**TASK TO COMPLETE:** Convert the material, starting at the line containing "Argentineans — [49, 734, 72, 748]" and ending at the line containing "Blacks/African Americans — [198, 599, 221, 613]", into a Markdown table with the columns "No." and "Entry". Give each line its own numbered row and omit any blank lines.

Layout element entries:
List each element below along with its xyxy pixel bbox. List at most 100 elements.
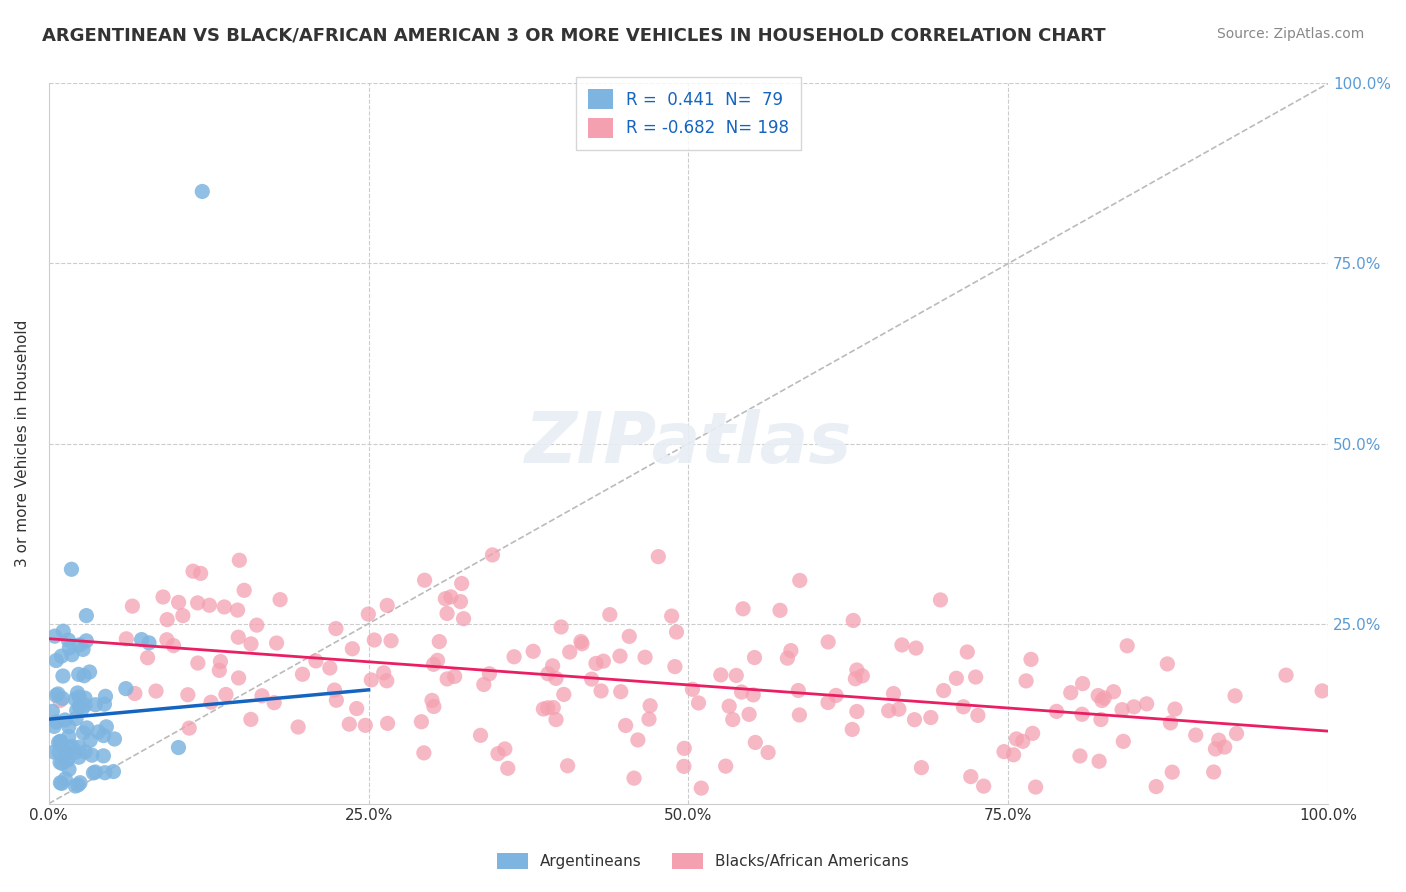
Argentineans — [49, 734, 72, 748]
Argentineans — [49, 776, 72, 790]
Blacks/African Americans — [1144, 780, 1167, 794]
Blacks/African Americans — [965, 670, 987, 684]
Blacks/African Americans — [581, 672, 603, 686]
Blacks/African Americans — [903, 713, 925, 727]
Blacks/African Americans — [1156, 657, 1178, 671]
Blacks/African Americans — [156, 632, 179, 647]
Blacks/African Americans — [910, 761, 932, 775]
Blacks/African Americans — [486, 747, 509, 761]
Blacks/African Americans — [1015, 673, 1038, 688]
Blacks/African Americans — [932, 683, 955, 698]
Blacks/African Americans — [198, 599, 221, 613]
Blacks/African Americans — [841, 723, 863, 737]
Argentineans — [67, 750, 90, 764]
Blacks/African Americans — [239, 713, 262, 727]
Argentineans — [51, 649, 73, 664]
Blacks/African Americans — [744, 735, 766, 749]
Argentineans — [87, 725, 110, 739]
Blacks/African Americans — [187, 596, 209, 610]
Blacks/African Americans — [571, 637, 593, 651]
Argentineans — [63, 746, 86, 760]
Blacks/African Americans — [49, 693, 72, 707]
Blacks/African Americans — [1223, 689, 1246, 703]
Blacks/African Americans — [1111, 703, 1133, 717]
Blacks/African Americans — [440, 590, 463, 604]
Argentineans — [48, 735, 70, 749]
Blacks/African Americans — [233, 583, 256, 598]
Blacks/African Americans — [787, 683, 810, 698]
Argentineans — [75, 633, 97, 648]
Blacks/African Americans — [443, 669, 465, 683]
Argentineans — [52, 624, 75, 639]
Blacks/African Americans — [599, 607, 621, 622]
Blacks/African Americans — [553, 688, 575, 702]
Blacks/African Americans — [377, 716, 399, 731]
Argentineans — [69, 638, 91, 652]
Argentineans — [58, 633, 80, 648]
Blacks/African Americans — [325, 693, 347, 707]
Argentineans — [103, 731, 125, 746]
Argentineans — [53, 713, 76, 727]
Blacks/African Americans — [550, 620, 572, 634]
Blacks/African Americans — [177, 688, 200, 702]
Argentineans — [73, 691, 96, 706]
Blacks/African Americans — [544, 672, 567, 686]
Blacks/African Americans — [246, 618, 269, 632]
Argentineans — [93, 748, 115, 763]
Blacks/African Americans — [1088, 754, 1111, 768]
Argentineans — [69, 698, 91, 713]
Blacks/African Americans — [1204, 742, 1226, 756]
Blacks/African Americans — [531, 702, 554, 716]
Blacks/African Americans — [731, 602, 754, 616]
Blacks/African Americans — [537, 666, 560, 681]
Blacks/African Americans — [730, 685, 752, 699]
Blacks/African Americans — [718, 699, 741, 714]
Blacks/African Americans — [263, 696, 285, 710]
Blacks/African Americans — [228, 671, 250, 685]
Blacks/African Americans — [208, 664, 231, 678]
Blacks/African Americans — [1069, 748, 1091, 763]
Blacks/African Americans — [1184, 728, 1206, 742]
Blacks/African Americans — [375, 599, 398, 613]
Blacks/African Americans — [952, 699, 974, 714]
Blacks/African Americans — [1275, 668, 1298, 682]
Argentineans — [49, 756, 72, 770]
Blacks/African Americans — [842, 614, 865, 628]
Blacks/African Americans — [291, 667, 314, 681]
Text: ARGENTINEAN VS BLACK/AFRICAN AMERICAN 3 OR MORE VEHICLES IN HOUSEHOLD CORRELATIO: ARGENTINEAN VS BLACK/AFRICAN AMERICAN 3 … — [42, 27, 1105, 45]
Blacks/African Americans — [228, 553, 250, 567]
Blacks/African Americans — [152, 590, 174, 604]
Blacks/African Americans — [124, 686, 146, 700]
Blacks/African Americans — [945, 671, 967, 685]
Blacks/African Americans — [1310, 684, 1333, 698]
Blacks/African Americans — [1136, 697, 1159, 711]
Blacks/African Americans — [851, 669, 873, 683]
Blacks/African Americans — [690, 781, 713, 796]
Blacks/African Americans — [1011, 734, 1033, 748]
Argentineans — [48, 745, 70, 759]
Argentineans — [41, 705, 63, 719]
Blacks/African Americans — [825, 689, 848, 703]
Argentineans — [75, 608, 97, 623]
Blacks/African Americans — [181, 564, 204, 578]
Blacks/African Americans — [453, 612, 475, 626]
Blacks/African Americans — [250, 689, 273, 703]
Blacks/African Americans — [609, 649, 631, 664]
Argentineans — [75, 745, 97, 759]
Argentineans — [82, 765, 104, 780]
Argentineans — [51, 691, 73, 706]
Argentineans — [69, 775, 91, 789]
Blacks/African Americans — [993, 745, 1015, 759]
Blacks/African Americans — [503, 649, 526, 664]
Blacks/African Americans — [325, 622, 347, 636]
Argentineans — [84, 765, 107, 780]
Blacks/African Americans — [214, 599, 236, 614]
Blacks/African Americans — [1002, 747, 1025, 762]
Argentineans — [53, 772, 76, 786]
Blacks/African Americans — [426, 653, 449, 667]
Blacks/African Americans — [627, 733, 650, 747]
Argentineans — [67, 699, 90, 714]
Argentineans — [167, 740, 190, 755]
Argentineans — [51, 756, 73, 771]
Blacks/African Americans — [769, 603, 792, 617]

**TASK OUTPUT:**
| No. | Entry |
|---|---|
| 1 | Argentineans — [49, 734, 72, 748] |
| 2 | Argentineans — [49, 776, 72, 790] |
| 3 | Blacks/African Americans — [1144, 780, 1167, 794] |
| 4 | Blacks/African Americans — [965, 670, 987, 684] |
| 5 | Blacks/African Americans — [581, 672, 603, 686] |
| 6 | Blacks/African Americans — [903, 713, 925, 727] |
| 7 | Blacks/African Americans — [1156, 657, 1178, 671] |
| 8 | Blacks/African Americans — [156, 632, 179, 647] |
| 9 | Blacks/African Americans — [910, 761, 932, 775] |
| 10 | Blacks/African Americans — [486, 747, 509, 761] |
| 11 | Blacks/African Americans — [1015, 673, 1038, 688] |
| 12 | Blacks/African Americans — [932, 683, 955, 698] |
| 13 | Blacks/African Americans — [198, 599, 221, 613] |